##### Given entries #####

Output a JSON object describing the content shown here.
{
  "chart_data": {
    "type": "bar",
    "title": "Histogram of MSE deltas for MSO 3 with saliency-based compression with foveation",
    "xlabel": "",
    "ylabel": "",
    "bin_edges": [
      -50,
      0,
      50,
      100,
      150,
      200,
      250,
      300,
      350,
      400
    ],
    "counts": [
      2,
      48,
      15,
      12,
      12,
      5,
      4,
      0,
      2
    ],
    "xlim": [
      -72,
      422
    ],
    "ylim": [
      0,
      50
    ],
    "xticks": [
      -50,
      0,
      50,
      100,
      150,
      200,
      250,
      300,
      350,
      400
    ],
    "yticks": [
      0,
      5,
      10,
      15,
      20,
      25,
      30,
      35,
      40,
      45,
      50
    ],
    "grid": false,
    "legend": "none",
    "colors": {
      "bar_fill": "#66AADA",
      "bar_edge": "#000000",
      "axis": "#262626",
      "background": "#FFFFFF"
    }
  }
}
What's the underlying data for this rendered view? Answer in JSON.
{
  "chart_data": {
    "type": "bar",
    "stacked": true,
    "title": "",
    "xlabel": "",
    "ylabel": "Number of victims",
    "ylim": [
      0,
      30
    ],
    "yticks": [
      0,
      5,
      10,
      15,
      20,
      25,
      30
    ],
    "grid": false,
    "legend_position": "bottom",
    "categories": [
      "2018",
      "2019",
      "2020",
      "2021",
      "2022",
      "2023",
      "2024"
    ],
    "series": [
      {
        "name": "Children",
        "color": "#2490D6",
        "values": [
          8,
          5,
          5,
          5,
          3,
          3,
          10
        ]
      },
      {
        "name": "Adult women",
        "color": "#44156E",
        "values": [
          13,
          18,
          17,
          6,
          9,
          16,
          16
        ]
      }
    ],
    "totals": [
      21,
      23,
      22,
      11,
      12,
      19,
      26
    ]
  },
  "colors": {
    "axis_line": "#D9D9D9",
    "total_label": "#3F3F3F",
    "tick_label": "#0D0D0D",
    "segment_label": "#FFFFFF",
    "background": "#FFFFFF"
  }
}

#####

▶ _Direction_: Print out every entry, keeping each one exact.

▶ _Response_:
Output a JSON object describing the content shown here.
{
  "chart_data": {
    "type": "bar",
    "title": "Histogram of MSE deltas for MSO 3 with saliency-based compression with foveation",
    "xlabel": "",
    "ylabel": "",
    "bin_edges": [
      -50,
      0,
      50,
      100,
      150,
      200,
      250,
      300,
      350,
      400
    ],
    "counts": [
      2,
      48,
      15,
      12,
      12,
      5,
      4,
      0,
      2
    ],
    "xlim": [
      -72,
      422
    ],
    "ylim": [
      0,
      50
    ],
    "xticks": [
      -50,
      0,
      50,
      100,
      150,
      200,
      250,
      300,
      350,
      400
    ],
    "yticks": [
      0,
      5,
      10,
      15,
      20,
      25,
      30,
      35,
      40,
      45,
      50
    ],
    "grid": false,
    "legend": "none",
    "colors": {
      "bar_fill": "#66AADA",
      "bar_edge": "#000000",
      "axis": "#262626",
      "background": "#FFFFFF"
    }
  }
}
What's the underlying data for this rendered view? Answer in JSON.
{
  "chart_data": {
    "type": "bar",
    "stacked": true,
    "title": "",
    "xlabel": "",
    "ylabel": "Number of victims",
    "ylim": [
      0,
      30
    ],
    "yticks": [
      0,
      5,
      10,
      15,
      20,
      25,
      30
    ],
    "grid": false,
    "legend_position": "bottom",
    "categories": [
      "2018",
      "2019",
      "2020",
      "2021",
      "2022",
      "2023",
      "2024"
    ],
    "series": [
      {
        "name": "Children",
        "color": "#2490D6",
        "values": [
          8,
          5,
          5,
          5,
          3,
          3,
          10
        ]
      },
      {
        "name": "Adult women",
        "color": "#44156E",
        "values": [
          13,
          18,
          17,
          6,
          9,
          16,
          16
        ]
      }
    ],
    "totals": [
      21,
      23,
      22,
      11,
      12,
      19,
      26
    ]
  },
  "colors": {
    "axis_line": "#D9D9D9",
    "total_label": "#3F3F3F",
    "tick_label": "#0D0D0D",
    "segment_label": "#FFFFFF",
    "background": "#FFFFFF"
  }
}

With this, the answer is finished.